**Exercise directions**.
List each line of the data in which the string "обучения" appears.

─── Extracted records ───

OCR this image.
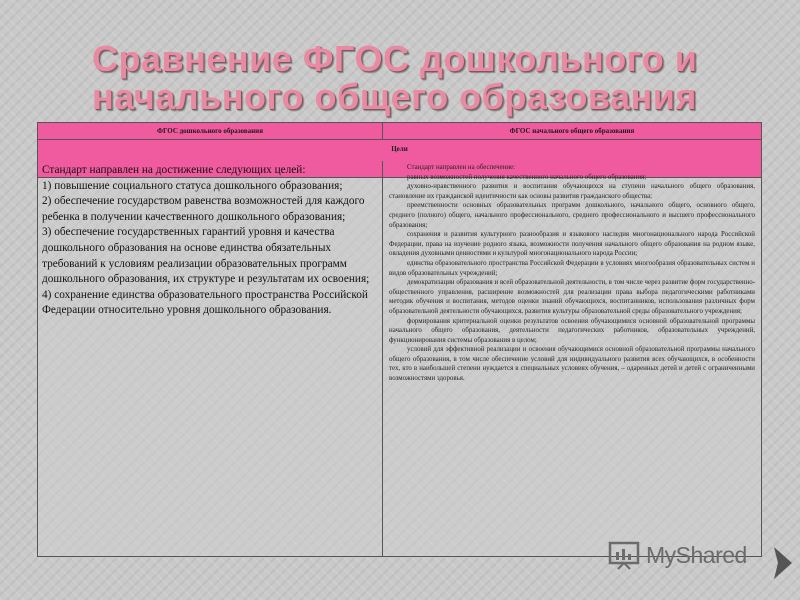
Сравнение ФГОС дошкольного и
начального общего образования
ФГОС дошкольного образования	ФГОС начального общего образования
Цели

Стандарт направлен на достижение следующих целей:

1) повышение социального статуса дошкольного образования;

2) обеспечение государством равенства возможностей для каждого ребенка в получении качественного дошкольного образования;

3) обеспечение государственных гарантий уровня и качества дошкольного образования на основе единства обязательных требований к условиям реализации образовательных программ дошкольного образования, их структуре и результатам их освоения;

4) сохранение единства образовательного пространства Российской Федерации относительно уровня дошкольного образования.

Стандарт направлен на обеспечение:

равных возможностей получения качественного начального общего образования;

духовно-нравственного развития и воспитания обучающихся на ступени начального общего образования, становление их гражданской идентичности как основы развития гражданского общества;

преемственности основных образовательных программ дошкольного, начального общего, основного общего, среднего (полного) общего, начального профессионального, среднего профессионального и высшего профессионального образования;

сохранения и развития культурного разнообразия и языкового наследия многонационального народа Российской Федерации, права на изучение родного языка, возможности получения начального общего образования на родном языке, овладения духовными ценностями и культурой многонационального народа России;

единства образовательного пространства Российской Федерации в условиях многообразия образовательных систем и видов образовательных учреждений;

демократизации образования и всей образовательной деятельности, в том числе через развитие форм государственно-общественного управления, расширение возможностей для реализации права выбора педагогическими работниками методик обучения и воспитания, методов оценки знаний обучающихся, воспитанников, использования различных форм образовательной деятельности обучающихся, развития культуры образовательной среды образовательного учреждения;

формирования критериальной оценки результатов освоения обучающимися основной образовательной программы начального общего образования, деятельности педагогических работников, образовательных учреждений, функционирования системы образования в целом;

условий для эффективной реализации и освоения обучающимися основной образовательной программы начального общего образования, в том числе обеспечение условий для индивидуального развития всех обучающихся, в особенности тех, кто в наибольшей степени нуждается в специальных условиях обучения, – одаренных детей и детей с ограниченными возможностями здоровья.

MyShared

───
─── Extracted records ───

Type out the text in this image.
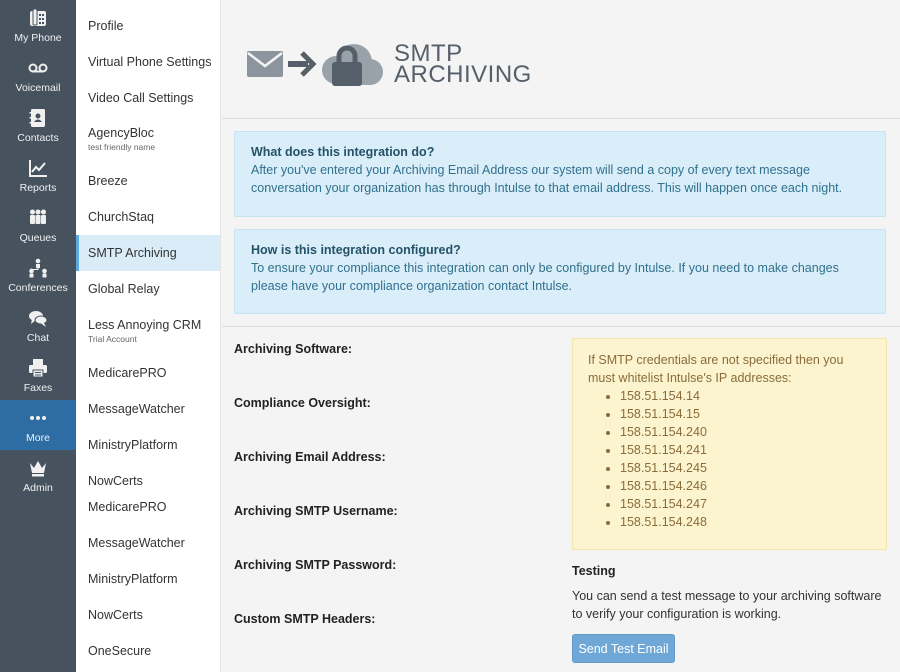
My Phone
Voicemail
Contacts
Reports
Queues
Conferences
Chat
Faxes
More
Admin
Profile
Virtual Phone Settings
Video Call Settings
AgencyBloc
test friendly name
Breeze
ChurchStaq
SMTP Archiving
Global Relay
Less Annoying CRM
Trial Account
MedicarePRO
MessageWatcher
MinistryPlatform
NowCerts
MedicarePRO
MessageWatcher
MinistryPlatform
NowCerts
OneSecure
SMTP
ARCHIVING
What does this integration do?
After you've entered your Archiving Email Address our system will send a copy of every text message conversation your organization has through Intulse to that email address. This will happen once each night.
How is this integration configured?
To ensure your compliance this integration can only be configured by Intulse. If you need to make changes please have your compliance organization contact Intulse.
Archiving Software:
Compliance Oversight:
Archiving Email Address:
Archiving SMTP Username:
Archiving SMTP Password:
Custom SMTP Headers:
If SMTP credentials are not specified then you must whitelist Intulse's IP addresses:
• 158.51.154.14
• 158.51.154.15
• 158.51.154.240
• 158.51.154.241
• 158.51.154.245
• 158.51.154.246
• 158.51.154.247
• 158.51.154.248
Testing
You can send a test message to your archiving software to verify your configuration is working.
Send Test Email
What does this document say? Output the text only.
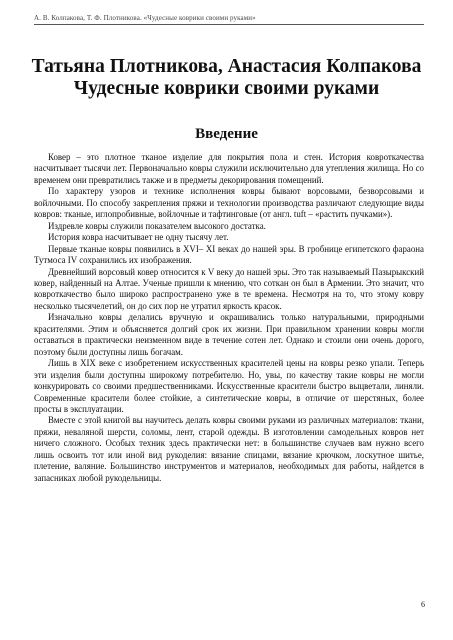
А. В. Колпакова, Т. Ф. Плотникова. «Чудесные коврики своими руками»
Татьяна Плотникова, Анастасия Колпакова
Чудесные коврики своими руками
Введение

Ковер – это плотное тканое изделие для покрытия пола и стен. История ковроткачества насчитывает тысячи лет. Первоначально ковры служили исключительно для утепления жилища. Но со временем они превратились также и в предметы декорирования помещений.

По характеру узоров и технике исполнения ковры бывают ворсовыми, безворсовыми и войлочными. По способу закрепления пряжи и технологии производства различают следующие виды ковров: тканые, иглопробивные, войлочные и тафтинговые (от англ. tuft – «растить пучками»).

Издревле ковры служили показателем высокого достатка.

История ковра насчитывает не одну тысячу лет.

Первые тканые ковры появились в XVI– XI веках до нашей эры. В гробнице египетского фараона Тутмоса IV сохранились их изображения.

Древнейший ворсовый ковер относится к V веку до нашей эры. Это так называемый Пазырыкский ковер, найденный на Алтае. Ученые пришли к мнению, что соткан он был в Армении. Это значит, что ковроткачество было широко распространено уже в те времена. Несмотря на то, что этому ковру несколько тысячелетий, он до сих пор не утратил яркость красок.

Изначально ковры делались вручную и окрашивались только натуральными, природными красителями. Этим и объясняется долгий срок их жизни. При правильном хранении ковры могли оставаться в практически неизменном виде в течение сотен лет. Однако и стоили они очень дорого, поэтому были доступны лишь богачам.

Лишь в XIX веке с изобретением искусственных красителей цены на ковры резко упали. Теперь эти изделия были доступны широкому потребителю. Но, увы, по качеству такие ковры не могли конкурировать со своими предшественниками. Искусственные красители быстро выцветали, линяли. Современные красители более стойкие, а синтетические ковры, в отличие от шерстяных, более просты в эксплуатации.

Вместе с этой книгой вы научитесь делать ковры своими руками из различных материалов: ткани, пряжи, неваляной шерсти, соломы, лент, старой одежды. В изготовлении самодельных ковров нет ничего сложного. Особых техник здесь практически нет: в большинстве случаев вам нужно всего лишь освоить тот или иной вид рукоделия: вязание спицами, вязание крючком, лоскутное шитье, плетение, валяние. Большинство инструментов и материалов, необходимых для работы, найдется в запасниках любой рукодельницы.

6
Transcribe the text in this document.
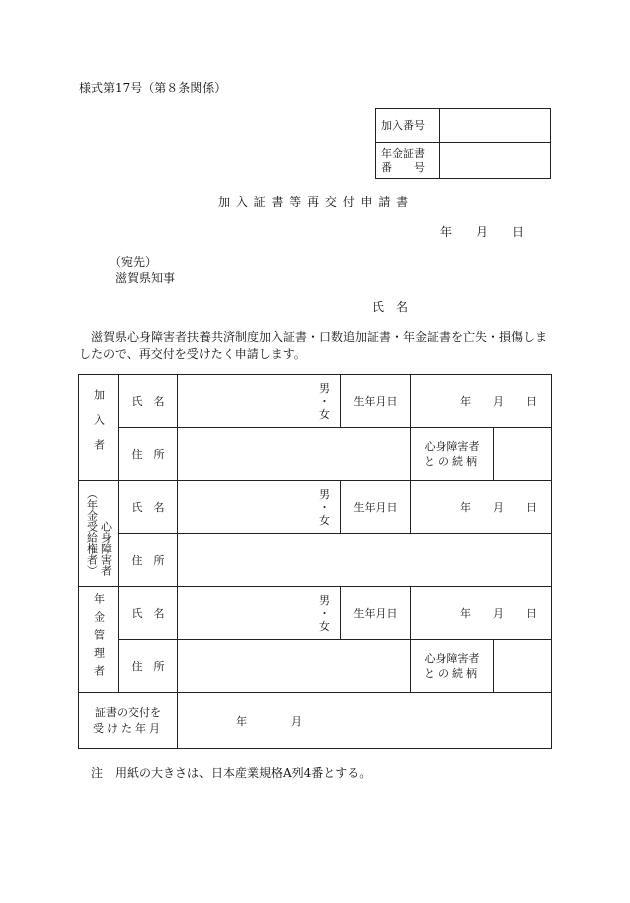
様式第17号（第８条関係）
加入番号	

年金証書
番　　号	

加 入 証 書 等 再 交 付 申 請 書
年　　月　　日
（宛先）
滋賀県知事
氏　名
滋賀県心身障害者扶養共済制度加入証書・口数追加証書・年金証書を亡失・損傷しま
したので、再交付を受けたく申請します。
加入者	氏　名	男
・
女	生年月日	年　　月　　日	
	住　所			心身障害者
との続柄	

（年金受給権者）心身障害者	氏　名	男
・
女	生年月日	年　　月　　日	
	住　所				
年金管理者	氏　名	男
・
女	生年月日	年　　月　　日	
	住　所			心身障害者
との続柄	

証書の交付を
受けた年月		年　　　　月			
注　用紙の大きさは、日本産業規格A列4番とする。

───

**Task output**.
демократизации образования и всей образовательной деятельности, в том числе через развитие форм государственно-общественного управления, расширение возможностей для реализации права выбора педагогическими работниками методик обучения и воспитания, методов оценки знаний обучающихся, воспитанников, использования различных форм образовательной деятельности обучающихся, развития культуры образовательной среды образовательного учреждения;
условий для эффективной реализации и освоения обучающимися основной образовательной программы начального общего образования, в том числе обеспечение условий для индивидуального развития всех обучающихся, в особенности тех, кто в наибольшей степени нуждается в специальных условиях обучения, – одаренных детей и детей с ограниченными возможностями здоровья.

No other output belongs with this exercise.